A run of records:
-.-.-

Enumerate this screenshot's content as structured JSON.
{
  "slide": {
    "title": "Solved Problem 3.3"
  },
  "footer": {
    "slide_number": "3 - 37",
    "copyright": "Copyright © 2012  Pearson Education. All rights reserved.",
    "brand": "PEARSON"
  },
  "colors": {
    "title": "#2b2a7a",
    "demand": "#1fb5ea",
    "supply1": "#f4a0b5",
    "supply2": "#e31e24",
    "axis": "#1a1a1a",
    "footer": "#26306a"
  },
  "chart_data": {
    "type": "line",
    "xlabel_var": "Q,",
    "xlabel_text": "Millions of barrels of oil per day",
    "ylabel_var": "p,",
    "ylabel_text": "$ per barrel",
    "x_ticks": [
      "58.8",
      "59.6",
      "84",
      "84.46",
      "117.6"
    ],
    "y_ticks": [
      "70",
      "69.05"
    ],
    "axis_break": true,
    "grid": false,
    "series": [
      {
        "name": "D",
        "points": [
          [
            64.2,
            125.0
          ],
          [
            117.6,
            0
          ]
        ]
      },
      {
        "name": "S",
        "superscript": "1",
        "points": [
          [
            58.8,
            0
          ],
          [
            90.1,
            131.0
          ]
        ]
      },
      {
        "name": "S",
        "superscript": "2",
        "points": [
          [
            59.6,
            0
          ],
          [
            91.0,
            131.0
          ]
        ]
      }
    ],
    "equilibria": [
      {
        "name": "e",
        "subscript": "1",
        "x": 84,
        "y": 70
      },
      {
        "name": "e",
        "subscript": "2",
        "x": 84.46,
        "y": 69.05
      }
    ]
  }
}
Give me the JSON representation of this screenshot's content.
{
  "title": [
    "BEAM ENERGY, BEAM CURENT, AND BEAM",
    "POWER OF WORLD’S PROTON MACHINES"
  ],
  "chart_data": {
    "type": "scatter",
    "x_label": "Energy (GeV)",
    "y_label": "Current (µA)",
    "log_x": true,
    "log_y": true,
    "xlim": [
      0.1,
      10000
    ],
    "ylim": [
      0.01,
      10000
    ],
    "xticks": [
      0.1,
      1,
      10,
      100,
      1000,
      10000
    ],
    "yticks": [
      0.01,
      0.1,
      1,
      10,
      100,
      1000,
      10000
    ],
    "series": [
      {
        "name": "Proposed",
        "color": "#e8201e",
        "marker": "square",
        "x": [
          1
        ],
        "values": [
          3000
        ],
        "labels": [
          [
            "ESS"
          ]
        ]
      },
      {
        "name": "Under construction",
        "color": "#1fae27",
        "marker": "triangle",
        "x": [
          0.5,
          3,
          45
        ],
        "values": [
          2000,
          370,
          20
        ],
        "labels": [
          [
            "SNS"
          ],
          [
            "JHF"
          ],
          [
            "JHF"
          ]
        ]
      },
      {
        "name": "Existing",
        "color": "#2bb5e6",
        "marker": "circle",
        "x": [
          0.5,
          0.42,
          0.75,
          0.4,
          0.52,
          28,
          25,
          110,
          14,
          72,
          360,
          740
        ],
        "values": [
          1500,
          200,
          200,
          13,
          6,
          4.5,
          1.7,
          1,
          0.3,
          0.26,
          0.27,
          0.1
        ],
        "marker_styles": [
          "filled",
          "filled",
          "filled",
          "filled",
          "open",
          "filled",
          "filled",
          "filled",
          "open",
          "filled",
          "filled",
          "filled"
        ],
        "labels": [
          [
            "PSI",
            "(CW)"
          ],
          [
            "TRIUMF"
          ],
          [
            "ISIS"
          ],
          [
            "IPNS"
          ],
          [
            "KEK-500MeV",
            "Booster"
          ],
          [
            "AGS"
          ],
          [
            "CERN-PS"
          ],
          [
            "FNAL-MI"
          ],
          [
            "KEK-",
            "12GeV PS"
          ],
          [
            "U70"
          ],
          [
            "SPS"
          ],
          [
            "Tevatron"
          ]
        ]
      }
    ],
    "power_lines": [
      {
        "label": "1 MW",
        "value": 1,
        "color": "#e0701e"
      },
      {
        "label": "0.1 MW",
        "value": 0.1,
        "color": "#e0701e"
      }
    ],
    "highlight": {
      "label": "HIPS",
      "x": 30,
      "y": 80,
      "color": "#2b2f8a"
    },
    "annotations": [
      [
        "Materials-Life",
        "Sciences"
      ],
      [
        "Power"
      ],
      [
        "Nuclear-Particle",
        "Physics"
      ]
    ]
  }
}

-.-.-

## EXERCISE DIRECTIONS
State how many lines of the records above contain "content", with no words besides the number.

## TASK ANSWER
2